__YOUR TASK__
Sort through the data and copy the lines holding the word "heading".

__SUPPLIED DATA__
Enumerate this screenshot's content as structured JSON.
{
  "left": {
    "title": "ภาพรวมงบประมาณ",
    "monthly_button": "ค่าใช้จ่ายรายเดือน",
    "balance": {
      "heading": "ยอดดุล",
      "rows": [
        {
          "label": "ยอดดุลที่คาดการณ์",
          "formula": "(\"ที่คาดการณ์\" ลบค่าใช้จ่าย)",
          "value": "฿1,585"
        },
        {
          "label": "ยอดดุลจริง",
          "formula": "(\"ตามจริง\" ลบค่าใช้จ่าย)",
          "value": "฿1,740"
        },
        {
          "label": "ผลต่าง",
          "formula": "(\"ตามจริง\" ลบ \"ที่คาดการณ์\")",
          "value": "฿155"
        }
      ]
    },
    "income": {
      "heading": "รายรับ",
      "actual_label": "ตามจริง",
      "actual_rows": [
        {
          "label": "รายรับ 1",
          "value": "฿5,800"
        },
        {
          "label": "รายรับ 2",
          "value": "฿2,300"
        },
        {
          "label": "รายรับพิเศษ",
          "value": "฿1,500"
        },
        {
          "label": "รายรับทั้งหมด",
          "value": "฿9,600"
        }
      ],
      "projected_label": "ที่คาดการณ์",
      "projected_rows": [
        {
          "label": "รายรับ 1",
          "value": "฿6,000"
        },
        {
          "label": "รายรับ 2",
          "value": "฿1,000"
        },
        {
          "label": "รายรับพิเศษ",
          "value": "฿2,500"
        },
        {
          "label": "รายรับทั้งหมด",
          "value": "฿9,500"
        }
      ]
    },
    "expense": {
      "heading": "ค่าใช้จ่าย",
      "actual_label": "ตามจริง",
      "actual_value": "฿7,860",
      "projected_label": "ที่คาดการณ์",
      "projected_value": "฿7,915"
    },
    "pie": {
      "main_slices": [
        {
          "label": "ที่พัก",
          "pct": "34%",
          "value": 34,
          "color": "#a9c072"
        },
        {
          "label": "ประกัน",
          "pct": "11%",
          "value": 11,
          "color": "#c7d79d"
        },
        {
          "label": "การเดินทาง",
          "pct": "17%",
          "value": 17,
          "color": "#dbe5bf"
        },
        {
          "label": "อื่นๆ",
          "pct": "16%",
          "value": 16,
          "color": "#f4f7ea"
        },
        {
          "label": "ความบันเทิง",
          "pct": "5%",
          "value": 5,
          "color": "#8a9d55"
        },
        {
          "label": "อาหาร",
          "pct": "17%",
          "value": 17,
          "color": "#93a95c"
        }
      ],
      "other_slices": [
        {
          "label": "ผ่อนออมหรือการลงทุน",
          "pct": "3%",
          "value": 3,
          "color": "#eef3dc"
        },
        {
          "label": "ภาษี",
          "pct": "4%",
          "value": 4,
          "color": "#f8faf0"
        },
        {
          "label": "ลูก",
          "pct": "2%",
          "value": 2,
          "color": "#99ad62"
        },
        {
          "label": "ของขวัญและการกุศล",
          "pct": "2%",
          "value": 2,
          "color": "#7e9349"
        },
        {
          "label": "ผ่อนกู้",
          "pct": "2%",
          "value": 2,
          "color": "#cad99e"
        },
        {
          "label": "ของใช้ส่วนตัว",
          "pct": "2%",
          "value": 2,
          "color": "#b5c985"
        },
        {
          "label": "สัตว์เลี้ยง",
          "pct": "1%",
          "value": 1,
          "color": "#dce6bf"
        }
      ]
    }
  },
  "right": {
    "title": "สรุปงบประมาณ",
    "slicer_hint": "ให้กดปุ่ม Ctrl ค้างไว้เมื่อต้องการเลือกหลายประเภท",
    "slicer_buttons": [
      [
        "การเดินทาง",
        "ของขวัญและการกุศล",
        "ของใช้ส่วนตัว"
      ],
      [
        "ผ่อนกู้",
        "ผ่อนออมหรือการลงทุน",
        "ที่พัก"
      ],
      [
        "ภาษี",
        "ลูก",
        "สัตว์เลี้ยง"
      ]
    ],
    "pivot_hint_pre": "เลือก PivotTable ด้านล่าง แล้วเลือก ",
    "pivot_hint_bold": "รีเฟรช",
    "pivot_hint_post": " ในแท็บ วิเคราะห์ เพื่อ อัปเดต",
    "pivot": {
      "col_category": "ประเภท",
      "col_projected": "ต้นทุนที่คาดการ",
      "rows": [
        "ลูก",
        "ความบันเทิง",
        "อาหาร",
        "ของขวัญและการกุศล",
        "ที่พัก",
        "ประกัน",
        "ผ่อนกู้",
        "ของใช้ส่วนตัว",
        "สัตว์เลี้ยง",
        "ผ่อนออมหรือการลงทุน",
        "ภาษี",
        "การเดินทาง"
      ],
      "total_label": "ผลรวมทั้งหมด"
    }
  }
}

__TASK RESULT__
      "heading": "ยอดดุล",
      "heading": "รายรับ",
      "heading": "ค่าใช้จ่าย",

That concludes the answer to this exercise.